== PROVIDED DATA
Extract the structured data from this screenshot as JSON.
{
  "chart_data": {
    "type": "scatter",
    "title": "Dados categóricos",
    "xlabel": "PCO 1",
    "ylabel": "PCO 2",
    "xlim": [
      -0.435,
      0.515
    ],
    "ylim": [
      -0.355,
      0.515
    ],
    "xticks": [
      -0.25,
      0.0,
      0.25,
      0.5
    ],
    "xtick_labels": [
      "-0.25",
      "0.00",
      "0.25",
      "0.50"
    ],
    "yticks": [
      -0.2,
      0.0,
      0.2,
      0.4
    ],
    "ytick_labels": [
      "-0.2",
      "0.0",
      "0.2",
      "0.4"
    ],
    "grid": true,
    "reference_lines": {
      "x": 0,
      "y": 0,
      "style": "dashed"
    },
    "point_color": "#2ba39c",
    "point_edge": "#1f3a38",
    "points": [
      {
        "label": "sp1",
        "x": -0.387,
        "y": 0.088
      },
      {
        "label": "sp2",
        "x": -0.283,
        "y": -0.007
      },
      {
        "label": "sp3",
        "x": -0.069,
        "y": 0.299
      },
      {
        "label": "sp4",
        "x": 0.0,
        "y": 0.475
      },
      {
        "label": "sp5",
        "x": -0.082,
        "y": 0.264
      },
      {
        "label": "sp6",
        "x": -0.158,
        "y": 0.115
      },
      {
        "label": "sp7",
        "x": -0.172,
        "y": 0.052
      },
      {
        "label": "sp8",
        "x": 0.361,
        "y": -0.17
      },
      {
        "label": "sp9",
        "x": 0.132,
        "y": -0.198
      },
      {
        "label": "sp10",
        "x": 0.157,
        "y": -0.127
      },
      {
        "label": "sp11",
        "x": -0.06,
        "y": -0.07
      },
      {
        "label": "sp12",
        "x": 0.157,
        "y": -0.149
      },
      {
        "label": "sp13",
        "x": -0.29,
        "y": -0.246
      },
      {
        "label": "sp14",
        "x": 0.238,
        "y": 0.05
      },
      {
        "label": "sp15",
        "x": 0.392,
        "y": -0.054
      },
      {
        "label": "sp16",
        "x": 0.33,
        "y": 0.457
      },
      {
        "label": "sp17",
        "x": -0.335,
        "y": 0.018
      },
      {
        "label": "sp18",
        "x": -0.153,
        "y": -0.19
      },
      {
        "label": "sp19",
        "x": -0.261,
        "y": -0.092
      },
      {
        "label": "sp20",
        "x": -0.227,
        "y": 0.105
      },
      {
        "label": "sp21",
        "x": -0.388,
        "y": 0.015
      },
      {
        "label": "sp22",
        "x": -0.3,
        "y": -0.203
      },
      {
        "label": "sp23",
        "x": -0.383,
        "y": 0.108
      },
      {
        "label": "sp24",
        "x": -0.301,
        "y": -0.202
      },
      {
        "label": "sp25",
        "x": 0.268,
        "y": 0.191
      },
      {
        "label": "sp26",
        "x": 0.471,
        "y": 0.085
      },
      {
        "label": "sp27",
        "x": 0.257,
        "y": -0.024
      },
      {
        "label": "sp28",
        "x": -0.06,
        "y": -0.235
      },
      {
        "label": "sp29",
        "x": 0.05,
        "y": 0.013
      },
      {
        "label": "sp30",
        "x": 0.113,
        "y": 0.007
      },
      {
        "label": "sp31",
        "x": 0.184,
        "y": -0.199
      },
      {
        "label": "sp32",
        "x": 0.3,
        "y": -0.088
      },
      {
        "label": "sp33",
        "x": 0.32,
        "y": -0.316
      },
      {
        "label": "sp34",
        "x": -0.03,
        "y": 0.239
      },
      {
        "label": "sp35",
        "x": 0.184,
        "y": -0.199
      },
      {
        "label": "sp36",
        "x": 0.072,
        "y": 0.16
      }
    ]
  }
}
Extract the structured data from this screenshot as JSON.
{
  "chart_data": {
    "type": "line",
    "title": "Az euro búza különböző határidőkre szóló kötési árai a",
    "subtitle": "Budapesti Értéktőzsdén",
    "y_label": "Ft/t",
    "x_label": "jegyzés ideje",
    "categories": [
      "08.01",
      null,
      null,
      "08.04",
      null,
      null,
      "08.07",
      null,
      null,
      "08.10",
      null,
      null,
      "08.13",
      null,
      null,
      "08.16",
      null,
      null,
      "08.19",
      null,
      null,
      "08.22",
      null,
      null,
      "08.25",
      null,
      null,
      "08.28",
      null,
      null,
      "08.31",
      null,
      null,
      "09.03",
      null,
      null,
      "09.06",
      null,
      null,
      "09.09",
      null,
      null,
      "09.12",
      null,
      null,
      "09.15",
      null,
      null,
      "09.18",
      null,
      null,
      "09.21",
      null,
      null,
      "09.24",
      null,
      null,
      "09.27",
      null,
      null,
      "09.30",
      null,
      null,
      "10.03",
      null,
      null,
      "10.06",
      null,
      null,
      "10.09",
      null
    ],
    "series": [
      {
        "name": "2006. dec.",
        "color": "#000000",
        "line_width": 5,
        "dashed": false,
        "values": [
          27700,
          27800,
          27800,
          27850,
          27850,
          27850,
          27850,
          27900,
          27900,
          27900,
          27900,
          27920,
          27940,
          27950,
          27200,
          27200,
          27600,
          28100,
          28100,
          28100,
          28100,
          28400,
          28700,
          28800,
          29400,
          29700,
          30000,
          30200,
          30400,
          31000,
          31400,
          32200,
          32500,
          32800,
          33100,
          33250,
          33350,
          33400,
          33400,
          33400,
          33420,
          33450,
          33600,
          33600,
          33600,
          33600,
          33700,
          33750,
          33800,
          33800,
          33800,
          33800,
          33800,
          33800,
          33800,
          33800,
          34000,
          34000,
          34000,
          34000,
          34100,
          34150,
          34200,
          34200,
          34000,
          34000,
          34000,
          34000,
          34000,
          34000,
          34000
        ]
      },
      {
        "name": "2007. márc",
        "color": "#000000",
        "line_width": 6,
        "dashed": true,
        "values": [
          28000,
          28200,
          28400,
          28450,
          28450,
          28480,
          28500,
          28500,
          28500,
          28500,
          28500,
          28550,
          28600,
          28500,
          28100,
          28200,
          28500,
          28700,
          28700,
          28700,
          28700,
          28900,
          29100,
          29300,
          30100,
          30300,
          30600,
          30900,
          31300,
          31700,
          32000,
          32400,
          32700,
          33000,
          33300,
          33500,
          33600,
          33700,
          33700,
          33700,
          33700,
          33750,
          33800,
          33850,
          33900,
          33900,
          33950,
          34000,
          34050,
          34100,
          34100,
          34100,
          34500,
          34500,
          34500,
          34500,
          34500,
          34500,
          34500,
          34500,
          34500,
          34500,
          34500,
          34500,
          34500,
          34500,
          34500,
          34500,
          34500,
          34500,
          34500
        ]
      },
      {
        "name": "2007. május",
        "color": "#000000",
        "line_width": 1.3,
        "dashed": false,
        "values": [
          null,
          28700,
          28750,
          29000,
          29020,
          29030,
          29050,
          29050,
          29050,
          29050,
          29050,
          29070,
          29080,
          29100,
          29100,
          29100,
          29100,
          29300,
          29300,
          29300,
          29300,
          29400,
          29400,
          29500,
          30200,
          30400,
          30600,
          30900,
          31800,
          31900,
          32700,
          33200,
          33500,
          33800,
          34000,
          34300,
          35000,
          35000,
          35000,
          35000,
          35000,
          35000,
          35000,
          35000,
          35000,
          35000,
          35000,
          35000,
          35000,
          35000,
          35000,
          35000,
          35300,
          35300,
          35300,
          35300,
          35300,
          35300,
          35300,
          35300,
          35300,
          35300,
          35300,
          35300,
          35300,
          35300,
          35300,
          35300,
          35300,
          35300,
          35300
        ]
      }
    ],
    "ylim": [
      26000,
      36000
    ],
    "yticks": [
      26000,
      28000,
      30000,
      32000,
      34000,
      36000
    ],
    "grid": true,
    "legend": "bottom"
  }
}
====
*WHAT YOU SHOULD DO*.
Restate the whole listing exactly, leaving out nothing.

*REPLY TO THE TASK*.
Extract the structured data from this screenshot as JSON.
{
  "chart_data": {
    "type": "scatter",
    "title": "Dados categóricos",
    "xlabel": "PCO 1",
    "ylabel": "PCO 2",
    "xlim": [
      -0.435,
      0.515
    ],
    "ylim": [
      -0.355,
      0.515
    ],
    "xticks": [
      -0.25,
      0.0,
      0.25,
      0.5
    ],
    "xtick_labels": [
      "-0.25",
      "0.00",
      "0.25",
      "0.50"
    ],
    "yticks": [
      -0.2,
      0.0,
      0.2,
      0.4
    ],
    "ytick_labels": [
      "-0.2",
      "0.0",
      "0.2",
      "0.4"
    ],
    "grid": true,
    "reference_lines": {
      "x": 0,
      "y": 0,
      "style": "dashed"
    },
    "point_color": "#2ba39c",
    "point_edge": "#1f3a38",
    "points": [
      {
        "label": "sp1",
        "x": -0.387,
        "y": 0.088
      },
      {
        "label": "sp2",
        "x": -0.283,
        "y": -0.007
      },
      {
        "label": "sp3",
        "x": -0.069,
        "y": 0.299
      },
      {
        "label": "sp4",
        "x": 0.0,
        "y": 0.475
      },
      {
        "label": "sp5",
        "x": -0.082,
        "y": 0.264
      },
      {
        "label": "sp6",
        "x": -0.158,
        "y": 0.115
      },
      {
        "label": "sp7",
        "x": -0.172,
        "y": 0.052
      },
      {
        "label": "sp8",
        "x": 0.361,
        "y": -0.17
      },
      {
        "label": "sp9",
        "x": 0.132,
        "y": -0.198
      },
      {
        "label": "sp10",
        "x": 0.157,
        "y": -0.127
      },
      {
        "label": "sp11",
        "x": -0.06,
        "y": -0.07
      },
      {
        "label": "sp12",
        "x": 0.157,
        "y": -0.149
      },
      {
        "label": "sp13",
        "x": -0.29,
        "y": -0.246
      },
      {
        "label": "sp14",
        "x": 0.238,
        "y": 0.05
      },
      {
        "label": "sp15",
        "x": 0.392,
        "y": -0.054
      },
      {
        "label": "sp16",
        "x": 0.33,
        "y": 0.457
      },
      {
        "label": "sp17",
        "x": -0.335,
        "y": 0.018
      },
      {
        "label": "sp18",
        "x": -0.153,
        "y": -0.19
      },
      {
        "label": "sp19",
        "x": -0.261,
        "y": -0.092
      },
      {
        "label": "sp20",
        "x": -0.227,
        "y": 0.105
      },
      {
        "label": "sp21",
        "x": -0.388,
        "y": 0.015
      },
      {
        "label": "sp22",
        "x": -0.3,
        "y": -0.203
      },
      {
        "label": "sp23",
        "x": -0.383,
        "y": 0.108
      },
      {
        "label": "sp24",
        "x": -0.301,
        "y": -0.202
      },
      {
        "label": "sp25",
        "x": 0.268,
        "y": 0.191
      },
      {
        "label": "sp26",
        "x": 0.471,
        "y": 0.085
      },
      {
        "label": "sp27",
        "x": 0.257,
        "y": -0.024
      },
      {
        "label": "sp28",
        "x": -0.06,
        "y": -0.235
      },
      {
        "label": "sp29",
        "x": 0.05,
        "y": 0.013
      },
      {
        "label": "sp30",
        "x": 0.113,
        "y": 0.007
      },
      {
        "label": "sp31",
        "x": 0.184,
        "y": -0.199
      },
      {
        "label": "sp32",
        "x": 0.3,
        "y": -0.088
      },
      {
        "label": "sp33",
        "x": 0.32,
        "y": -0.316
      },
      {
        "label": "sp34",
        "x": -0.03,
        "y": 0.239
      },
      {
        "label": "sp35",
        "x": 0.184,
        "y": -0.199
      },
      {
        "label": "sp36",
        "x": 0.072,
        "y": 0.16
      }
    ]
  }
}
Extract the structured data from this screenshot as JSON.
{
  "chart_data": {
    "type": "line",
    "title": "Az euro búza különböző határidőkre szóló kötési árai a",
    "subtitle": "Budapesti Értéktőzsdén",
    "y_label": "Ft/t",
    "x_label": "jegyzés ideje",
    "categories": [
      "08.01",
      null,
      null,
      "08.04",
      null,
      null,
      "08.07",
      null,
      null,
      "08.10",
      null,
      null,
      "08.13",
      null,
      null,
      "08.16",
      null,
      null,
      "08.19",
      null,
      null,
      "08.22",
      null,
      null,
      "08.25",
      null,
      null,
      "08.28",
      null,
      null,
      "08.31",
      null,
      null,
      "09.03",
      null,
      null,
      "09.06",
      null,
      null,
      "09.09",
      null,
      null,
      "09.12",
      null,
      null,
      "09.15",
      null,
      null,
      "09.18",
      null,
      null,
      "09.21",
      null,
      null,
      "09.24",
      null,
      null,
      "09.27",
      null,
      null,
      "09.30",
      null,
      null,
      "10.03",
      null,
      null,
      "10.06",
      null,
      null,
      "10.09",
      null
    ],
    "series": [
      {
        "name": "2006. dec.",
        "color": "#000000",
        "line_width": 5,
        "dashed": false,
        "values": [
          27700,
          27800,
          27800,
          27850,
          27850,
          27850,
          27850,
          27900,
          27900,
          27900,
          27900,
          27920,
          27940,
          27950,
          27200,
          27200,
          27600,
          28100,
          28100,
          28100,
          28100,
          28400,
          28700,
          28800,
          29400,
          29700,
          30000,
          30200,
          30400,
          31000,
          31400,
          32200,
          32500,
          32800,
          33100,
          33250,
          33350,
          33400,
          33400,
          33400,
          33420,
          33450,
          33600,
          33600,
          33600,
          33600,
          33700,
          33750,
          33800,
          33800,
          33800,
          33800,
          33800,
          33800,
          33800,
          33800,
          34000,
          34000,
          34000,
          34000,
          34100,
          34150,
          34200,
          34200,
          34000,
          34000,
          34000,
          34000,
          34000,
          34000,
          34000
        ]
      },
      {
        "name": "2007. márc",
        "color": "#000000",
        "line_width": 6,
        "dashed": true,
        "values": [
          28000,
          28200,
          28400,
          28450,
          28450,
          28480,
          28500,
          28500,
          28500,
          28500,
          28500,
          28550,
          28600,
          28500,
          28100,
          28200,
          28500,
          28700,
          28700,
          28700,
          28700,
          28900,
          29100,
          29300,
          30100,
          30300,
          30600,
          30900,
          31300,
          31700,
          32000,
          32400,
          32700,
          33000,
          33300,
          33500,
          33600,
          33700,
          33700,
          33700,
          33700,
          33750,
          33800,
          33850,
          33900,
          33900,
          33950,
          34000,
          34050,
          34100,
          34100,
          34100,
          34500,
          34500,
          34500,
          34500,
          34500,
          34500,
          34500,
          34500,
          34500,
          34500,
          34500,
          34500,
          34500,
          34500,
          34500,
          34500,
          34500,
          34500,
          34500
        ]
      },
      {
        "name": "2007. május",
        "color": "#000000",
        "line_width": 1.3,
        "dashed": false,
        "values": [
          null,
          28700,
          28750,
          29000,
          29020,
          29030,
          29050,
          29050,
          29050,
          29050,
          29050,
          29070,
          29080,
          29100,
          29100,
          29100,
          29100,
          29300,
          29300,
          29300,
          29300,
          29400,
          29400,
          29500,
          30200,
          30400,
          30600,
          30900,
          31800,
          31900,
          32700,
          33200,
          33500,
          33800,
          34000,
          34300,
          35000,
          35000,
          35000,
          35000,
          35000,
          35000,
          35000,
          35000,
          35000,
          35000,
          35000,
          35000,
          35000,
          35000,
          35000,
          35000,
          35300,
          35300,
          35300,
          35300,
          35300,
          35300,
          35300,
          35300,
          35300,
          35300,
          35300,
          35300,
          35300,
          35300,
          35300,
          35300,
          35300,
          35300,
          35300
        ]
      }
    ],
    "ylim": [
      26000,
      36000
    ],
    "yticks": [
      26000,
      28000,
      30000,
      32000,
      34000,
      36000
    ],
    "grid": true,
    "legend": "bottom"
  }
}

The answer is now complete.